╭─ Material to process

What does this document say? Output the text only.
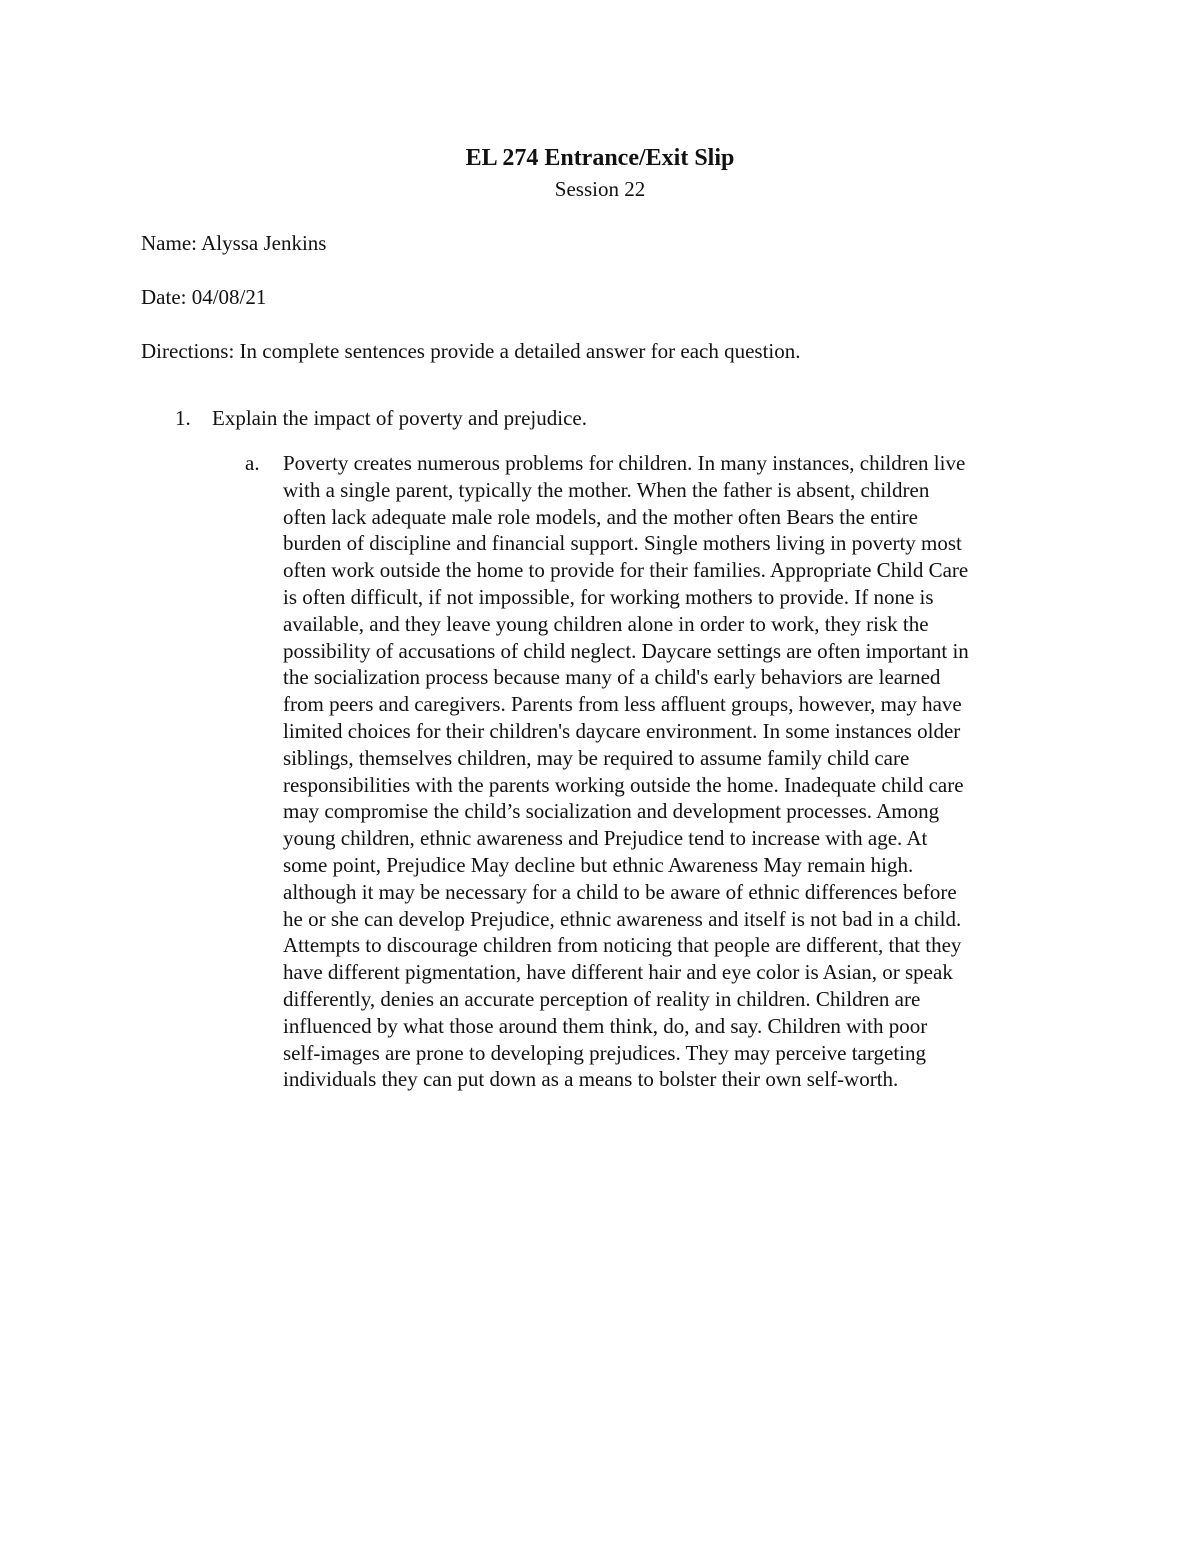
EL 274 Entrance/Exit Slip
Session 22
Name: Alyssa Jenkins
Date: 04/08/21
Directions: In complete sentences provide a detailed answer for each question.
1. Explain the impact of poverty and prejudice.
a. Poverty creates numerous problems for children. In many instances, children live
with a single parent, typically the mother. When the father is absent, children
often lack adequate male role models, and the mother often Bears the entire
burden of discipline and financial support. Single mothers living in poverty most
often work outside the home to provide for their families. Appropriate Child Care
is often difficult, if not impossible, for working mothers to provide. If none is
available, and they leave young children alone in order to work, they risk the
possibility of accusations of child neglect. Daycare settings are often important in
the socialization process because many of a child's early behaviors are learned
from peers and caregivers. Parents from less affluent groups, however, may have
limited choices for their children's daycare environment. In some instances older
siblings, themselves children, may be required to assume family child care
responsibilities with the parents working outside the home. Inadequate child care
may compromise the child’s socialization and development processes. Among
young children, ethnic awareness and Prejudice tend to increase with age. At
some point, Prejudice May decline but ethnic Awareness May remain high.
although it may be necessary for a child to be aware of ethnic differences before
he or she can develop Prejudice, ethnic awareness and itself is not bad in a child.
Attempts to discourage children from noticing that people are different, that they
have different pigmentation, have different hair and eye color is Asian, or speak
differently, denies an accurate perception of reality in children. Children are
influenced by what those around them think, do, and say. Children with poor
self-images are prone to developing prejudices. They may perceive targeting
individuals they can put down as a means to bolster their own self-worth.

╰─

Gather, from the listing above, every line carrying the word "home".

■ Task solution
often work outside the home to provide for their families. Appropriate Child Care
responsibilities with the parents working outside the home. Inadequate child care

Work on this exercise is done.